Data records start
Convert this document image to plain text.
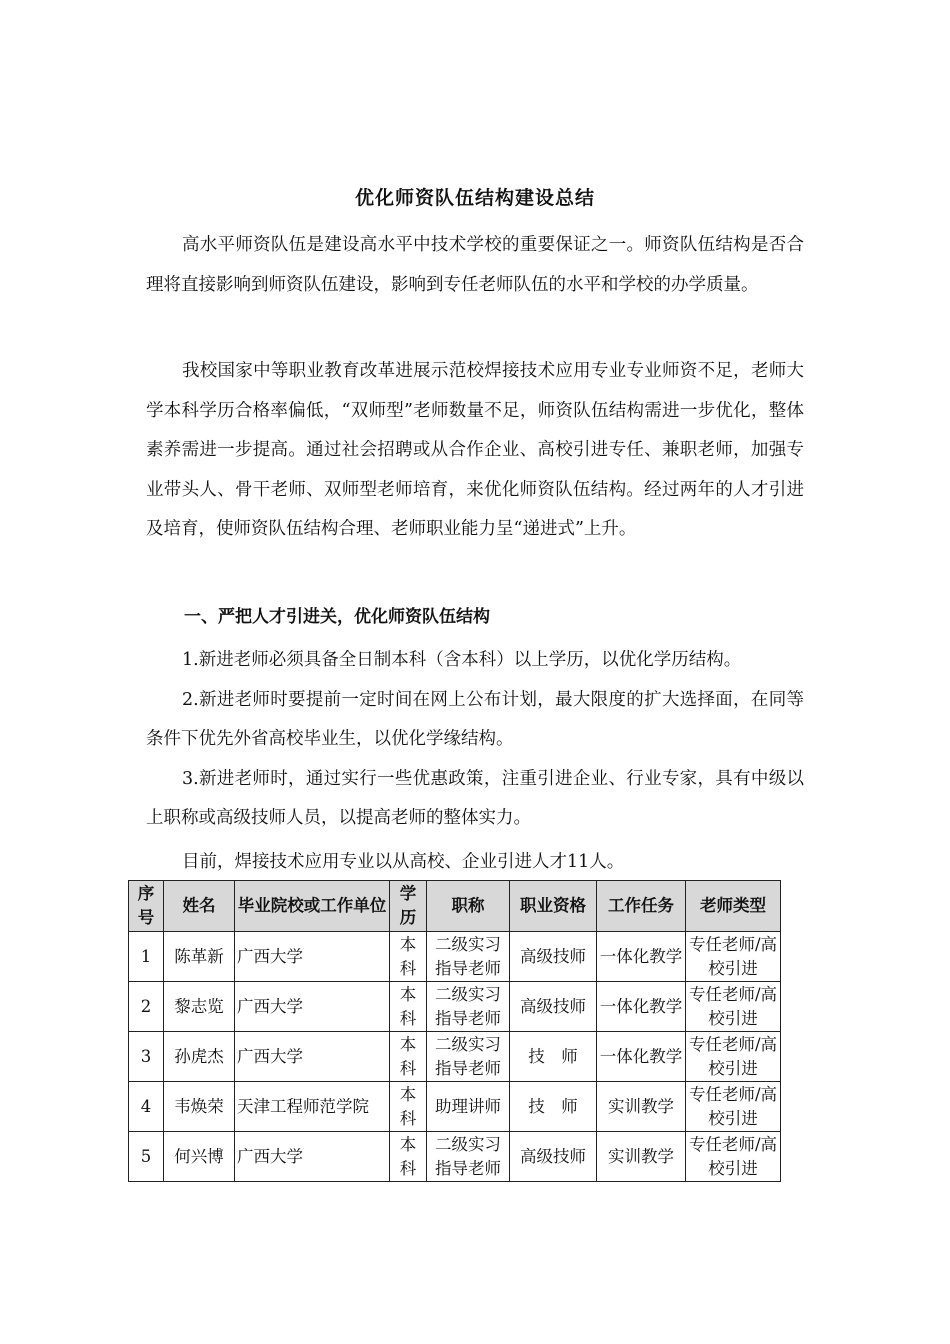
优化师资队伍结构建设总结

高水平师资队伍是建设高水平中技术学校的重要保证之一。师资队伍结构是否合理将直接影响到师资队伍建设，影响到专任老师队伍的水平和学校的办学质量。

我校国家中等职业教育改革进展示范校焊接技术应用专业专业师资不足，老师大学本科学历合格率偏低，“双师型”老师数量不足，师资队伍结构需进一步优化，整体素养需进一步提高。通过社会招聘或从合作企业、高校引进专任、兼职老师，加强专业带头人、骨干老师、双师型老师培育，来优化师资队伍结构。经过两年的人才引进及培育，使师资队伍结构合理、老师职业能力呈“递进式”上升。

一、严把人才引进关，优化师资队伍结构

1.新进老师必须具备全日制本科（含本科）以上学历，以优化学历结构。

2.新进老师时要提前一定时间在网上公布计划，最大限度的扩大选择面，在同等条件下优先外省高校毕业生，以优化学缘结构。

3.新进老师时，通过实行一些优惠政策，注重引进企业、行业专家，具有中级以上职称或高级技师人员，以提高老师的整体实力。

目前，焊接技术应用专业以从高校、企业引进人才11人。
序号	姓名	毕业院校或工作单位	学历	职称	职业资格	工作任务	老师类型
1	陈革新	广西大学	本科	二级实习指导老师	高级技师	一体化教学	专任老师/高校引进
2	黎志览	广西大学	本科	二级实习指导老师	高级技师	一体化教学	专任老师/高校引进
3	孙虎杰	广西大学	本科	二级实习指导老师	技　师	一体化教学	专任老师/高校引进
4	韦焕荣	天津工程师范学院	本科	助理讲师	技　师	实训教学	专任老师/高校引进
5	何兴博	广西大学	本科	二级实习指导老师	高级技师	实训教学	专任老师/高校引进
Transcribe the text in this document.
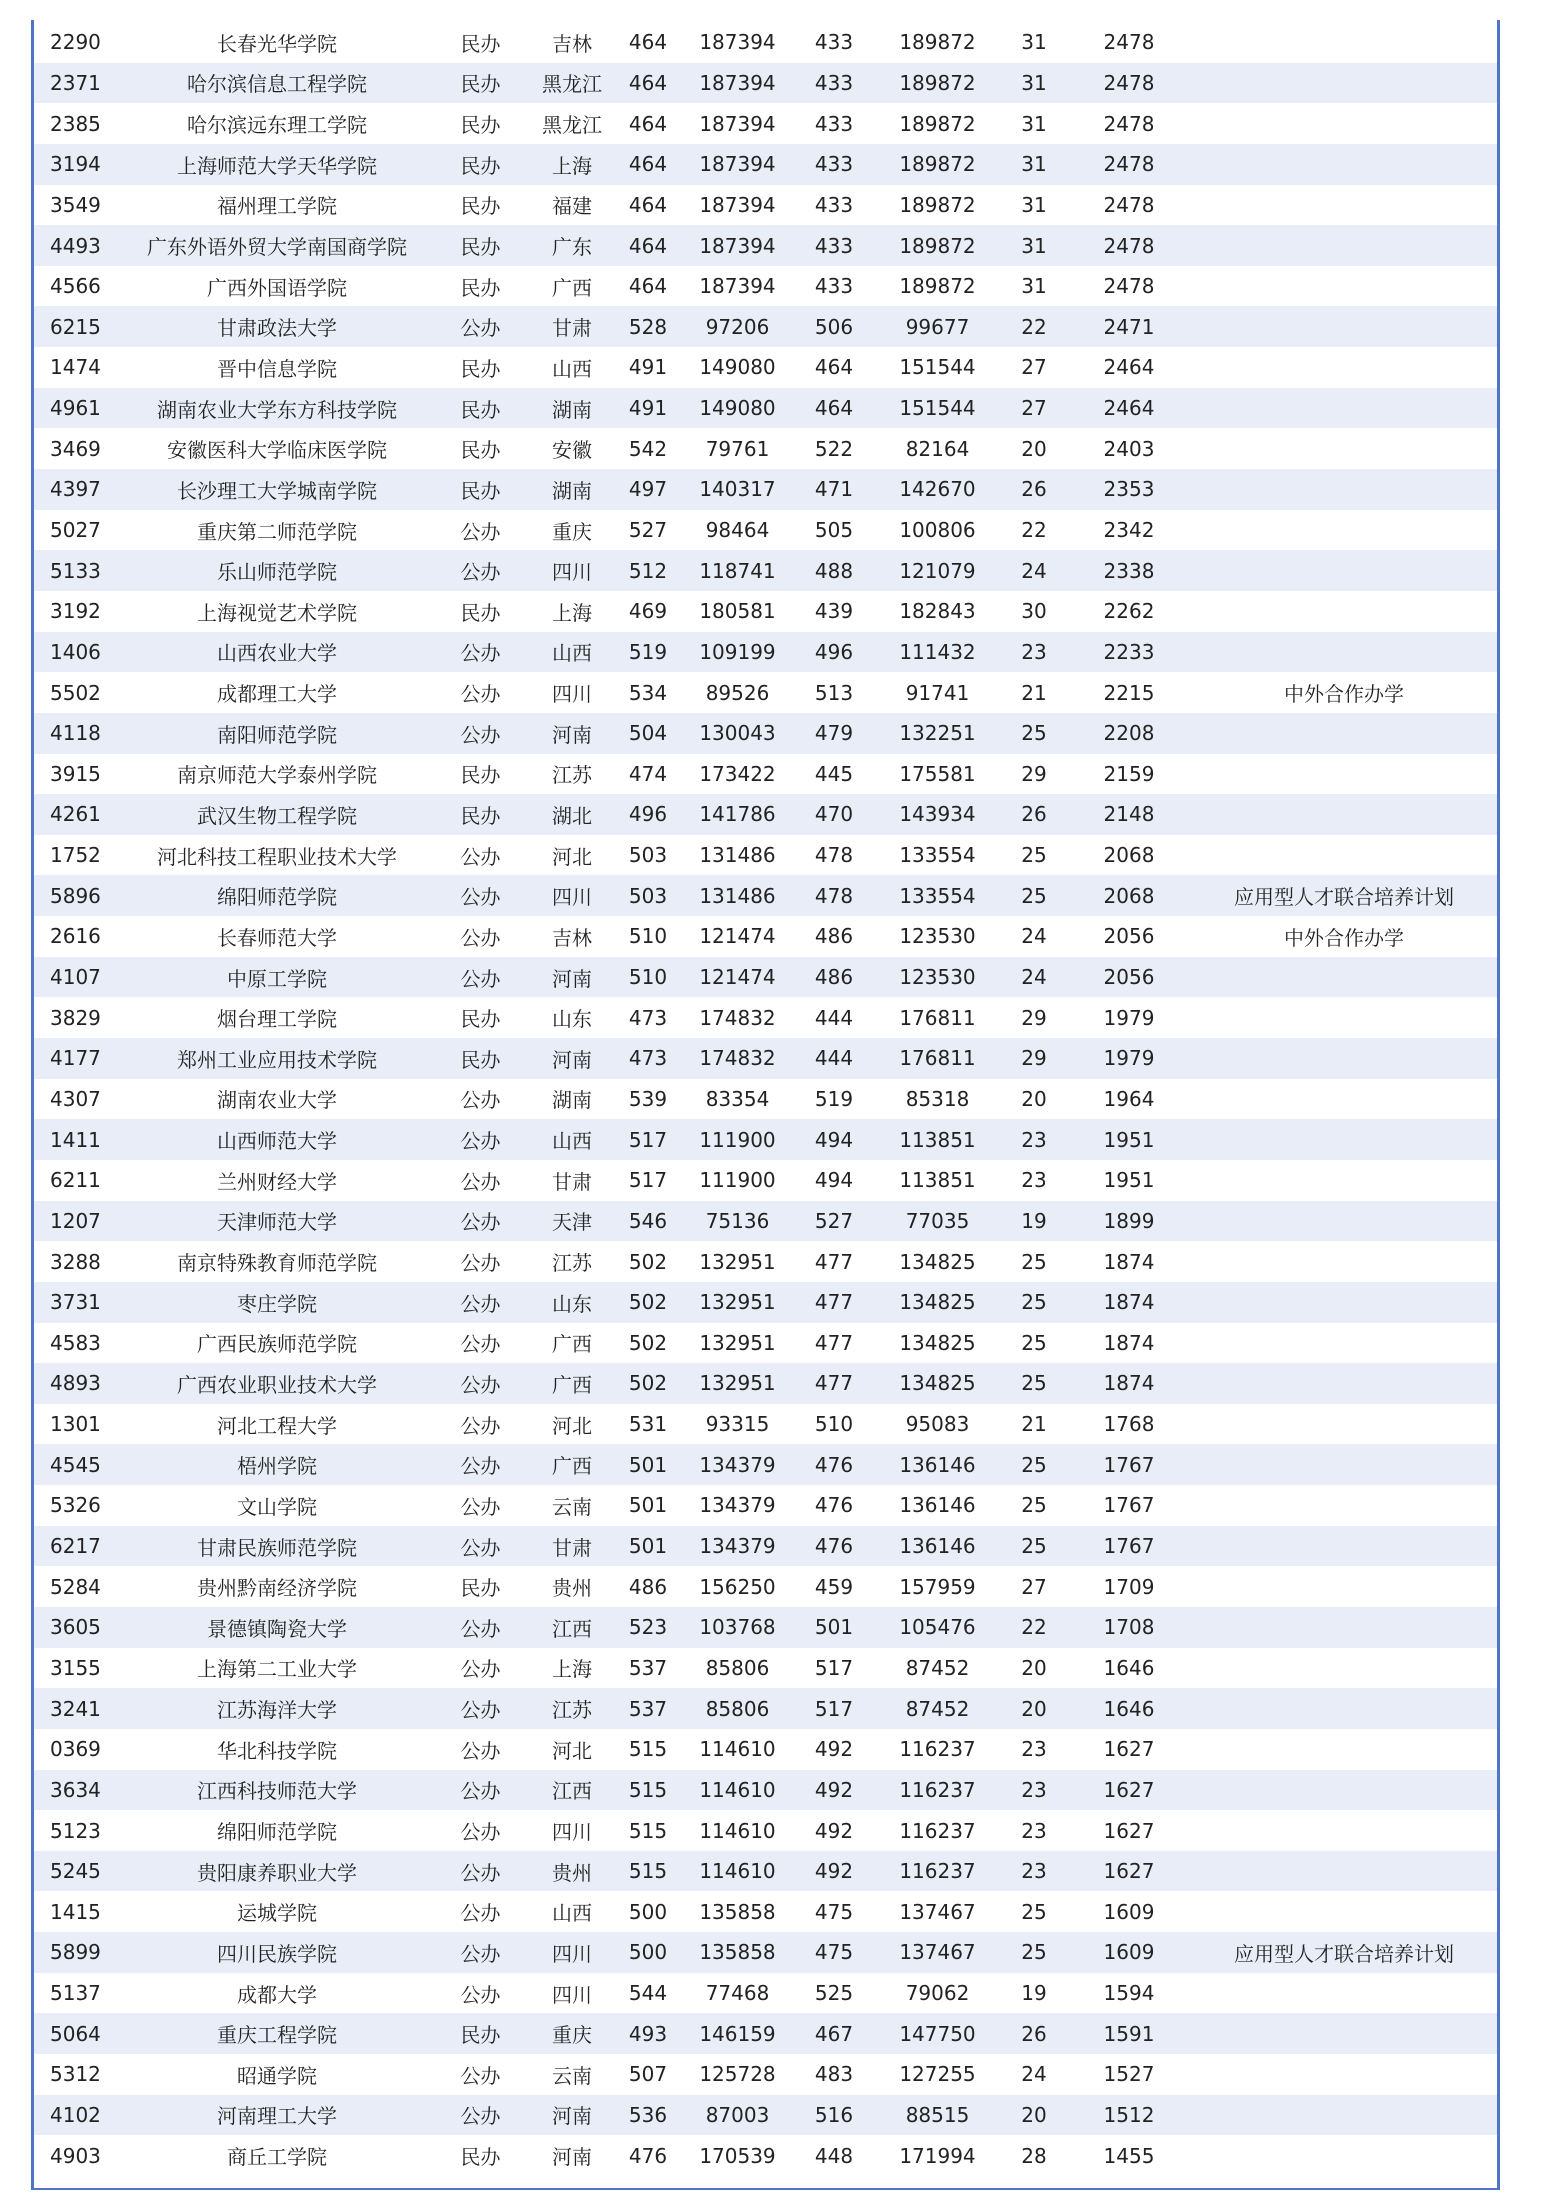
2290	长春光华学院	民办	吉林	464	187394	433	189872	31	2478	
2371	哈尔滨信息工程学院	民办	黑龙江	464	187394	433	189872	31	2478	
2385	哈尔滨远东理工学院	民办	黑龙江	464	187394	433	189872	31	2478	
3194	上海师范大学天华学院	民办	上海	464	187394	433	189872	31	2478	
3549	福州理工学院	民办	福建	464	187394	433	189872	31	2478	
4493	广东外语外贸大学南国商学院	民办	广东	464	187394	433	189872	31	2478	
4566	广西外国语学院	民办	广西	464	187394	433	189872	31	2478	
6215	甘肃政法大学	公办	甘肃	528	97206	506	99677	22	2471	
1474	晋中信息学院	民办	山西	491	149080	464	151544	27	2464	
4961	湖南农业大学东方科技学院	民办	湖南	491	149080	464	151544	27	2464	
3469	安徽医科大学临床医学院	民办	安徽	542	79761	522	82164	20	2403	
4397	长沙理工大学城南学院	民办	湖南	497	140317	471	142670	26	2353	
5027	重庆第二师范学院	公办	重庆	527	98464	505	100806	22	2342	
5133	乐山师范学院	公办	四川	512	118741	488	121079	24	2338	
3192	上海视觉艺术学院	民办	上海	469	180581	439	182843	30	2262	
1406	山西农业大学	公办	山西	519	109199	496	111432	23	2233	
5502	成都理工大学	公办	四川	534	89526	513	91741	21	2215	中外合作办学
4118	南阳师范学院	公办	河南	504	130043	479	132251	25	2208	
3915	南京师范大学泰州学院	民办	江苏	474	173422	445	175581	29	2159	
4261	武汉生物工程学院	民办	湖北	496	141786	470	143934	26	2148	
1752	河北科技工程职业技术大学	公办	河北	503	131486	478	133554	25	2068	
5896	绵阳师范学院	公办	四川	503	131486	478	133554	25	2068	应用型人才联合培养计划
2616	长春师范大学	公办	吉林	510	121474	486	123530	24	2056	中外合作办学
4107	中原工学院	公办	河南	510	121474	486	123530	24	2056	
3829	烟台理工学院	民办	山东	473	174832	444	176811	29	1979	
4177	郑州工业应用技术学院	民办	河南	473	174832	444	176811	29	1979	
4307	湖南农业大学	公办	湖南	539	83354	519	85318	20	1964	
1411	山西师范大学	公办	山西	517	111900	494	113851	23	1951	
6211	兰州财经大学	公办	甘肃	517	111900	494	113851	23	1951	
1207	天津师范大学	公办	天津	546	75136	527	77035	19	1899	
3288	南京特殊教育师范学院	公办	江苏	502	132951	477	134825	25	1874	
3731	枣庄学院	公办	山东	502	132951	477	134825	25	1874	
4583	广西民族师范学院	公办	广西	502	132951	477	134825	25	1874	
4893	广西农业职业技术大学	公办	广西	502	132951	477	134825	25	1874	
1301	河北工程大学	公办	河北	531	93315	510	95083	21	1768	
4545	梧州学院	公办	广西	501	134379	476	136146	25	1767	
5326	文山学院	公办	云南	501	134379	476	136146	25	1767	
6217	甘肃民族师范学院	公办	甘肃	501	134379	476	136146	25	1767	
5284	贵州黔南经济学院	民办	贵州	486	156250	459	157959	27	1709	
3605	景德镇陶瓷大学	公办	江西	523	103768	501	105476	22	1708	
3155	上海第二工业大学	公办	上海	537	85806	517	87452	20	1646	
3241	江苏海洋大学	公办	江苏	537	85806	517	87452	20	1646	
0369	华北科技学院	公办	河北	515	114610	492	116237	23	1627	
3634	江西科技师范大学	公办	江西	515	114610	492	116237	23	1627	
5123	绵阳师范学院	公办	四川	515	114610	492	116237	23	1627	
5245	贵阳康养职业大学	公办	贵州	515	114610	492	116237	23	1627	
1415	运城学院	公办	山西	500	135858	475	137467	25	1609	
5899	四川民族学院	公办	四川	500	135858	475	137467	25	1609	应用型人才联合培养计划
5137	成都大学	公办	四川	544	77468	525	79062	19	1594	
5064	重庆工程学院	民办	重庆	493	146159	467	147750	26	1591	
5312	昭通学院	公办	云南	507	125728	483	127255	24	1527	
4102	河南理工大学	公办	河南	536	87003	516	88515	20	1512	
4903	商丘工学院	民办	河南	476	170539	448	171994	28	1455	
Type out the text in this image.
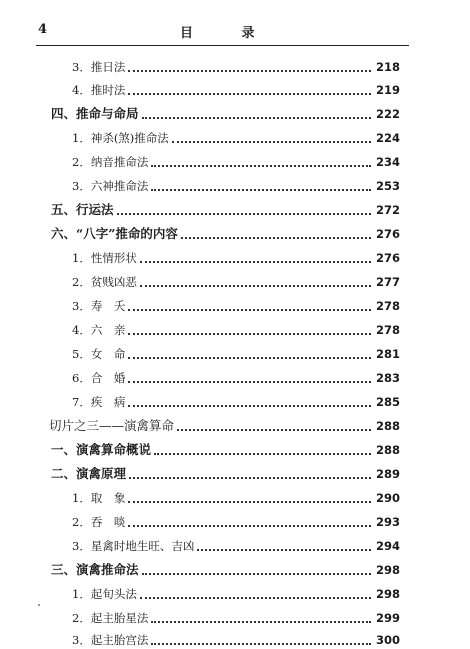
4	目 录
3．推日法	218
4．推时法	219
四、推命与命局	222
1．神杀(煞)推命法	224
2．纳音推命法	234
3．六神推命法	253
五、行运法	272
六、“八字”推命的内容	276
1．性情形状	276
2．贫贱凶恶	277
3．寿　夭	278
4．六　亲	278
5．女　命	281
6．合　婚	283
7．疾　病	285
切片之三——演禽算命	288
一、演禽算命概说	288
二、演禽原理	289
1．取　象	290
2．吞　啖	293
3．星禽时地生旺、吉凶	294
三、演禽推命法	298
1．起旬头法	298
2．起主胎星法	299
3．起主胎宫法	300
Data records end
• _Short problem_
Repeat each record exactly as shown above, dropping all images.

• _Output for this exercise_
Convert this document image to plain text.
优化师资队伍结构建设总结

高水平师资队伍是建设高水平中技术学校的重要保证之一。师资队伍结构是否合理将直接影响到师资队伍建设，影响到专任老师队伍的水平和学校的办学质量。

我校国家中等职业教育改革进展示范校焊接技术应用专业专业师资不足，老师大学本科学历合格率偏低，“双师型”老师数量不足，师资队伍结构需进一步优化，整体素养需进一步提高。通过社会招聘或从合作企业、高校引进专任、兼职老师，加强专业带头人、骨干老师、双师型老师培育，来优化师资队伍结构。经过两年的人才引进及培育，使师资队伍结构合理、老师职业能力呈“递进式”上升。

一、严把人才引进关，优化师资队伍结构

1.新进老师必须具备全日制本科（含本科）以上学历，以优化学历结构。

2.新进老师时要提前一定时间在网上公布计划，最大限度的扩大选择面，在同等条件下优先外省高校毕业生，以优化学缘结构。

3.新进老师时，通过实行一些优惠政策，注重引进企业、行业专家，具有中级以上职称或高级技师人员，以提高老师的整体实力。

目前，焊接技术应用专业以从高校、企业引进人才11人。
序号	姓名	毕业院校或工作单位	学历	职称	职业资格	工作任务	老师类型
1	陈革新	广西大学	本科	二级实习指导老师	高级技师	一体化教学	专任老师/高校引进
2	黎志览	广西大学	本科	二级实习指导老师	高级技师	一体化教学	专任老师/高校引进
3	孙虎杰	广西大学	本科	二级实习指导老师	技　师	一体化教学	专任老师/高校引进
4	韦焕荣	天津工程师范学院	本科	助理讲师	技　师	实训教学	专任老师/高校引进
5	何兴博	广西大学	本科	二级实习指导老师	高级技师	实训教学	专任老师/高校引进
Transcribe the text in this document.
2290	长春光华学院	民办	吉林	464	187394	433	189872	31	2478	
2371	哈尔滨信息工程学院	民办	黑龙江	464	187394	433	189872	31	2478	
2385	哈尔滨远东理工学院	民办	黑龙江	464	187394	433	189872	31	2478	
3194	上海师范大学天华学院	民办	上海	464	187394	433	189872	31	2478	
3549	福州理工学院	民办	福建	464	187394	433	189872	31	2478	
4493	广东外语外贸大学南国商学院	民办	广东	464	187394	433	189872	31	2478	
4566	广西外国语学院	民办	广西	464	187394	433	189872	31	2478	
6215	甘肃政法大学	公办	甘肃	528	97206	506	99677	22	2471	
1474	晋中信息学院	民办	山西	491	149080	464	151544	27	2464	
4961	湖南农业大学东方科技学院	民办	湖南	491	149080	464	151544	27	2464	
3469	安徽医科大学临床医学院	民办	安徽	542	79761	522	82164	20	2403	
4397	长沙理工大学城南学院	民办	湖南	497	140317	471	142670	26	2353	
5027	重庆第二师范学院	公办	重庆	527	98464	505	100806	22	2342	
5133	乐山师范学院	公办	四川	512	118741	488	121079	24	2338	
3192	上海视觉艺术学院	民办	上海	469	180581	439	182843	30	2262	
1406	山西农业大学	公办	山西	519	109199	496	111432	23	2233	
5502	成都理工大学	公办	四川	534	89526	513	91741	21	2215	中外合作办学
4118	南阳师范学院	公办	河南	504	130043	479	132251	25	2208	
3915	南京师范大学泰州学院	民办	江苏	474	173422	445	175581	29	2159	
4261	武汉生物工程学院	民办	湖北	496	141786	470	143934	26	2148	
1752	河北科技工程职业技术大学	公办	河北	503	131486	478	133554	25	2068	
5896	绵阳师范学院	公办	四川	503	131486	478	133554	25	2068	应用型人才联合培养计划
2616	长春师范大学	公办	吉林	510	121474	486	123530	24	2056	中外合作办学
4107	中原工学院	公办	河南	510	121474	486	123530	24	2056	
3829	烟台理工学院	民办	山东	473	174832	444	176811	29	1979	
4177	郑州工业应用技术学院	民办	河南	473	174832	444	176811	29	1979	
4307	湖南农业大学	公办	湖南	539	83354	519	85318	20	1964	
1411	山西师范大学	公办	山西	517	111900	494	113851	23	1951	
6211	兰州财经大学	公办	甘肃	517	111900	494	113851	23	1951	
1207	天津师范大学	公办	天津	546	75136	527	77035	19	1899	
3288	南京特殊教育师范学院	公办	江苏	502	132951	477	134825	25	1874	
3731	枣庄学院	公办	山东	502	132951	477	134825	25	1874	
4583	广西民族师范学院	公办	广西	502	132951	477	134825	25	1874	
4893	广西农业职业技术大学	公办	广西	502	132951	477	134825	25	1874	
1301	河北工程大学	公办	河北	531	93315	510	95083	21	1768	
4545	梧州学院	公办	广西	501	134379	476	136146	25	1767	
5326	文山学院	公办	云南	501	134379	476	136146	25	1767	
6217	甘肃民族师范学院	公办	甘肃	501	134379	476	136146	25	1767	
5284	贵州黔南经济学院	民办	贵州	486	156250	459	157959	27	1709	
3605	景德镇陶瓷大学	公办	江西	523	103768	501	105476	22	1708	
3155	上海第二工业大学	公办	上海	537	85806	517	87452	20	1646	
3241	江苏海洋大学	公办	江苏	537	85806	517	87452	20	1646	
0369	华北科技学院	公办	河北	515	114610	492	116237	23	1627	
3634	江西科技师范大学	公办	江西	515	114610	492	116237	23	1627	
5123	绵阳师范学院	公办	四川	515	114610	492	116237	23	1627	
5245	贵阳康养职业大学	公办	贵州	515	114610	492	116237	23	1627	
1415	运城学院	公办	山西	500	135858	475	137467	25	1609	
5899	四川民族学院	公办	四川	500	135858	475	137467	25	1609	应用型人才联合培养计划
5137	成都大学	公办	四川	544	77468	525	79062	19	1594	
5064	重庆工程学院	民办	重庆	493	146159	467	147750	26	1591	
5312	昭通学院	公办	云南	507	125728	483	127255	24	1527	
4102	河南理工大学	公办	河南	536	87003	516	88515	20	1512	
4903	商丘工学院	民办	河南	476	170539	448	171994	28	1455	
Type out the text in this image.
4	目 录
3．推日法	218
4．推时法	219
四、推命与命局	222
1．神杀(煞)推命法	224
2．纳音推命法	234
3．六神推命法	253
五、行运法	272
六、“八字”推命的内容	276
1．性情形状	276
2．贫贱凶恶	277
3．寿　夭	278
4．六　亲	278
5．女　命	281
6．合　婚	283
7．疾　病	285
切片之三——演禽算命	288
一、演禽算命概说	288
二、演禽原理	289
1．取　象	290
2．吞　啖	293
3．星禽时地生旺、吉凶	294
三、演禽推命法	298
1．起旬头法	298
2．起主胎星法	299
3．起主胎宫法	300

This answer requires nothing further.